Task data below:

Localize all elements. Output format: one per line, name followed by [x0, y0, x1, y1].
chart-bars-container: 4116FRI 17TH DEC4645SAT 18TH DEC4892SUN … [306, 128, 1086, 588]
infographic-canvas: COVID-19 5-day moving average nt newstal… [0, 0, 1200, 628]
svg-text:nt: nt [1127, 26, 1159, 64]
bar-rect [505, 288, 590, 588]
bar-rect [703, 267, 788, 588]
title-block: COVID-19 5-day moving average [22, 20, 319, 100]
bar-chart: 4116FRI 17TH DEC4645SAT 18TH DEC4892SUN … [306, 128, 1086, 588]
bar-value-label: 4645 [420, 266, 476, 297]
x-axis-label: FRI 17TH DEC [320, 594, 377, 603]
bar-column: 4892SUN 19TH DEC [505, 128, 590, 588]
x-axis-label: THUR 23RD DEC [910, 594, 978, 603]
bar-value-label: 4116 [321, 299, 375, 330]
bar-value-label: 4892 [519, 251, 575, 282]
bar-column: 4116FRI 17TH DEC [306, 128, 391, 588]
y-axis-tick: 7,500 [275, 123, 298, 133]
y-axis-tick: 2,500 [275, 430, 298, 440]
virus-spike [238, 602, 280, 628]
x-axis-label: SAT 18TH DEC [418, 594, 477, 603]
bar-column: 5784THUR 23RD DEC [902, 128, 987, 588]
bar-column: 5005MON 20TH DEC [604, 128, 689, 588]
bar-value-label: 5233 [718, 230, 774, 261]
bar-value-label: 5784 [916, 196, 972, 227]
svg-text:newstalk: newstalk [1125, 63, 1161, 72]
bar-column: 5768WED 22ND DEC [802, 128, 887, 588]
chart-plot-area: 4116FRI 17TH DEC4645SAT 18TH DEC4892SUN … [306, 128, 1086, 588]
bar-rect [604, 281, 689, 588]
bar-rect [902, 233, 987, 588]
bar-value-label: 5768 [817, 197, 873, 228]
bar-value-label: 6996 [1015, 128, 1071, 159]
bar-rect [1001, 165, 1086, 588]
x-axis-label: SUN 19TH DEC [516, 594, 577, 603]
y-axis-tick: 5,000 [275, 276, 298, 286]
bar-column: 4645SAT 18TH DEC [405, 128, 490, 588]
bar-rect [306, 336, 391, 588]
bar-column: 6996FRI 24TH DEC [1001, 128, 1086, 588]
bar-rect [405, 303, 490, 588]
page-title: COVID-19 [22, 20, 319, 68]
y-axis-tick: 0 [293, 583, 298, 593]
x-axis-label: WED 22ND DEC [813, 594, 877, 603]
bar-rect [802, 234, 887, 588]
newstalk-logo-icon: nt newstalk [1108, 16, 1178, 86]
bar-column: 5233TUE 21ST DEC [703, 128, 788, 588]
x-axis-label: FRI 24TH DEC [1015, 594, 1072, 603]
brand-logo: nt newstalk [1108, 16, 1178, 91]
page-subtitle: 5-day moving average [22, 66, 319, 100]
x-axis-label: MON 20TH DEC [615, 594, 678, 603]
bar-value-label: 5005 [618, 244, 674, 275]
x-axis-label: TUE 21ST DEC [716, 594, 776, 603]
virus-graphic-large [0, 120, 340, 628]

End of Task data.

Activity:
Copy the data once more. Leave nothing out.

Problem solution:
Localize all elements. Output format: one per line, name followed by [x0, y0, x1, y1].
chart-bars-container: 4116FRI 17TH DEC4645SAT 18TH DEC4892SUN … [306, 128, 1086, 588]
infographic-canvas: COVID-19 5-day moving average nt newstal… [0, 0, 1200, 628]
svg-text:nt: nt [1127, 26, 1159, 64]
bar-rect [505, 288, 590, 588]
bar-rect [703, 267, 788, 588]
title-block: COVID-19 5-day moving average [22, 20, 319, 100]
bar-chart: 4116FRI 17TH DEC4645SAT 18TH DEC4892SUN … [306, 128, 1086, 588]
bar-value-label: 4645 [420, 266, 476, 297]
x-axis-label: FRI 17TH DEC [320, 594, 377, 603]
bar-column: 4892SUN 19TH DEC [505, 128, 590, 588]
x-axis-label: THUR 23RD DEC [910, 594, 978, 603]
bar-value-label: 4116 [321, 299, 375, 330]
bar-value-label: 4892 [519, 251, 575, 282]
bar-column: 4116FRI 17TH DEC [306, 128, 391, 588]
y-axis-tick: 7,500 [275, 123, 298, 133]
y-axis-tick: 2,500 [275, 430, 298, 440]
virus-spike [238, 602, 280, 628]
x-axis-label: SAT 18TH DEC [418, 594, 477, 603]
bar-column: 5784THUR 23RD DEC [902, 128, 987, 588]
bar-column: 5005MON 20TH DEC [604, 128, 689, 588]
bar-value-label: 5233 [718, 230, 774, 261]
bar-value-label: 5784 [916, 196, 972, 227]
svg-text:newstalk: newstalk [1125, 63, 1161, 72]
bar-column: 5768WED 22ND DEC [802, 128, 887, 588]
chart-plot-area: 4116FRI 17TH DEC4645SAT 18TH DEC4892SUN … [306, 128, 1086, 588]
bar-rect [604, 281, 689, 588]
bar-rect [902, 233, 987, 588]
bar-value-label: 5768 [817, 197, 873, 228]
bar-value-label: 6996 [1015, 128, 1071, 159]
bar-rect [1001, 165, 1086, 588]
x-axis-label: SUN 19TH DEC [516, 594, 577, 603]
y-axis-tick: 5,000 [275, 276, 298, 286]
bar-column: 4645SAT 18TH DEC [405, 128, 490, 588]
bar-rect [306, 336, 391, 588]
bar-column: 6996FRI 24TH DEC [1001, 128, 1086, 588]
bar-rect [405, 303, 490, 588]
page-title: COVID-19 [22, 20, 319, 68]
y-axis-tick: 0 [293, 583, 298, 593]
x-axis-label: WED 22ND DEC [813, 594, 877, 603]
bar-rect [802, 234, 887, 588]
newstalk-logo-icon: nt newstalk [1108, 16, 1178, 86]
bar-column: 5233TUE 21ST DEC [703, 128, 788, 588]
x-axis-label: FRI 24TH DEC [1015, 594, 1072, 603]
brand-logo: nt newstalk [1108, 16, 1178, 91]
page-subtitle: 5-day moving average [22, 66, 319, 100]
x-axis-label: MON 20TH DEC [615, 594, 678, 603]
bar-value-label: 5005 [618, 244, 674, 275]
x-axis-label: TUE 21ST DEC [716, 594, 776, 603]
virus-graphic-large [0, 120, 340, 628]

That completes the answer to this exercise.